> WHAT TO WORK ON: Give the material again in full, matching it exactly.

[Start of RECORDS TO USE]

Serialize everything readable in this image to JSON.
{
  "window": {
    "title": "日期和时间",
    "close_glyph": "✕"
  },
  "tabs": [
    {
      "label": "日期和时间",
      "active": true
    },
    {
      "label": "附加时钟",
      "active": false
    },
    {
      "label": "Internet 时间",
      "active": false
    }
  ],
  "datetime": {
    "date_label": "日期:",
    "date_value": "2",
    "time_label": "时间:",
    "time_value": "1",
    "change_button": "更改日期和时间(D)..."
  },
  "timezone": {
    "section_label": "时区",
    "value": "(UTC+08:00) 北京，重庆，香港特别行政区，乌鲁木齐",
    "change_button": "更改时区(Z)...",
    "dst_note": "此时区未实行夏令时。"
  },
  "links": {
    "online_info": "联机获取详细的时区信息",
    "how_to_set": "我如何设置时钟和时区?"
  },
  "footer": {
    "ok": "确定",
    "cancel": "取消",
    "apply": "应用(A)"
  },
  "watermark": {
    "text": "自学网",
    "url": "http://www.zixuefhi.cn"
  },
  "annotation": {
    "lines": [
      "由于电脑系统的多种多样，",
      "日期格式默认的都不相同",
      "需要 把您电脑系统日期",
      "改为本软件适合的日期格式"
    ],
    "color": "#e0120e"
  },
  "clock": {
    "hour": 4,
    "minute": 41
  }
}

[End of RECORDS TO USE]

> SOLUTION TO THE EXERCISE:
Serialize everything readable in this image to JSON.
{
  "window": {
    "title": "日期和时间",
    "close_glyph": "✕"
  },
  "tabs": [
    {
      "label": "日期和时间",
      "active": true
    },
    {
      "label": "附加时钟",
      "active": false
    },
    {
      "label": "Internet 时间",
      "active": false
    }
  ],
  "datetime": {
    "date_label": "日期:",
    "date_value": "2",
    "time_label": "时间:",
    "time_value": "1",
    "change_button": "更改日期和时间(D)..."
  },
  "timezone": {
    "section_label": "时区",
    "value": "(UTC+08:00) 北京，重庆，香港特别行政区，乌鲁木齐",
    "change_button": "更改时区(Z)...",
    "dst_note": "此时区未实行夏令时。"
  },
  "links": {
    "online_info": "联机获取详细的时区信息",
    "how_to_set": "我如何设置时钟和时区?"
  },
  "footer": {
    "ok": "确定",
    "cancel": "取消",
    "apply": "应用(A)"
  },
  "watermark": {
    "text": "自学网",
    "url": "http://www.zixuefhi.cn"
  },
  "annotation": {
    "lines": [
      "由于电脑系统的多种多样，",
      "日期格式默认的都不相同",
      "需要 把您电脑系统日期",
      "改为本软件适合的日期格式"
    ],
    "color": "#e0120e"
  },
  "clock": {
    "hour": 4,
    "minute": 41
  }
}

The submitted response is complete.